> [Structured figure records]:

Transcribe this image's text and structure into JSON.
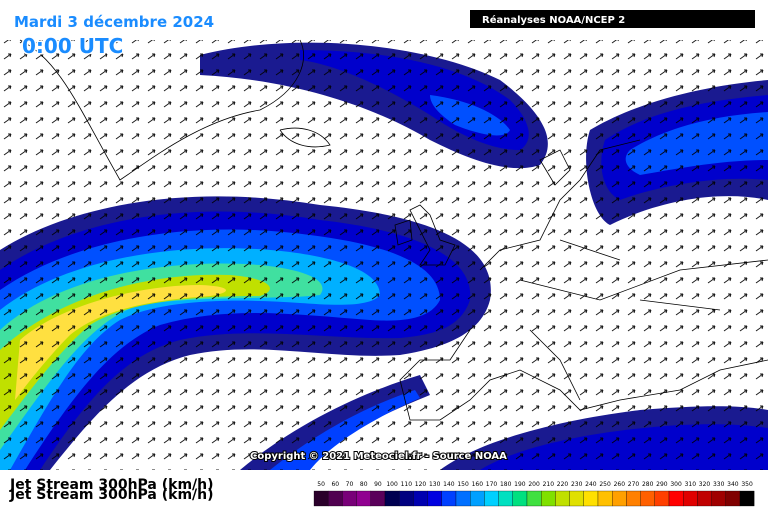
{
  "header": {
    "date": "Mardi 3 décembre 2024",
    "time": "0:00 UTC",
    "source": "Réanalyses NOAA/NCEP 2"
  },
  "copyright": "Copyright © 2021 Meteociel.fr - Source NOAA",
  "legend": {
    "title": "Jet Stream 300hPa (km/h)",
    "values": [
      50,
      60,
      70,
      80,
      90,
      100,
      110,
      120,
      130,
      140,
      150,
      160,
      170,
      180,
      190,
      200,
      210,
      220,
      230,
      240,
      250,
      260,
      270,
      280,
      290,
      300,
      310,
      320,
      330,
      340,
      350
    ],
    "colors": [
      "#2a002a",
      "#500050",
      "#780078",
      "#900090",
      "#5a005a",
      "#000050",
      "#000080",
      "#0000b0",
      "#0000e0",
      "#0040ff",
      "#0070ff",
      "#00a0ff",
      "#00d0ff",
      "#00e0c0",
      "#00e080",
      "#40e040",
      "#80e000",
      "#c0e000",
      "#e0e000",
      "#ffe000",
      "#ffc000",
      "#ffa000",
      "#ff8000",
      "#ff6000",
      "#ff4000",
      "#ff0000",
      "#e00000",
      "#c00000",
      "#a00000",
      "#800000",
      "#000000"
    ]
  }
}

> [TASK STATEMENT]:
The data above needs to be retyped exactly, with the images left out.

> [THE OUTPUT]:
Transcribe this image's text and structure into JSON.
{
  "header": {
    "date": "Mardi 3 décembre 2024",
    "time": "0:00 UTC",
    "source": "Réanalyses NOAA/NCEP 2"
  },
  "copyright": "Copyright © 2021 Meteociel.fr - Source NOAA",
  "legend": {
    "title": "Jet Stream 300hPa (km/h)",
    "values": [
      50,
      60,
      70,
      80,
      90,
      100,
      110,
      120,
      130,
      140,
      150,
      160,
      170,
      180,
      190,
      200,
      210,
      220,
      230,
      240,
      250,
      260,
      270,
      280,
      290,
      300,
      310,
      320,
      330,
      340,
      350
    ],
    "colors": [
      "#2a002a",
      "#500050",
      "#780078",
      "#900090",
      "#5a005a",
      "#000050",
      "#000080",
      "#0000b0",
      "#0000e0",
      "#0040ff",
      "#0070ff",
      "#00a0ff",
      "#00d0ff",
      "#00e0c0",
      "#00e080",
      "#40e040",
      "#80e000",
      "#c0e000",
      "#e0e000",
      "#ffe000",
      "#ffc000",
      "#ffa000",
      "#ff8000",
      "#ff6000",
      "#ff4000",
      "#ff0000",
      "#e00000",
      "#c00000",
      "#a00000",
      "#800000",
      "#000000"
    ]
  }
}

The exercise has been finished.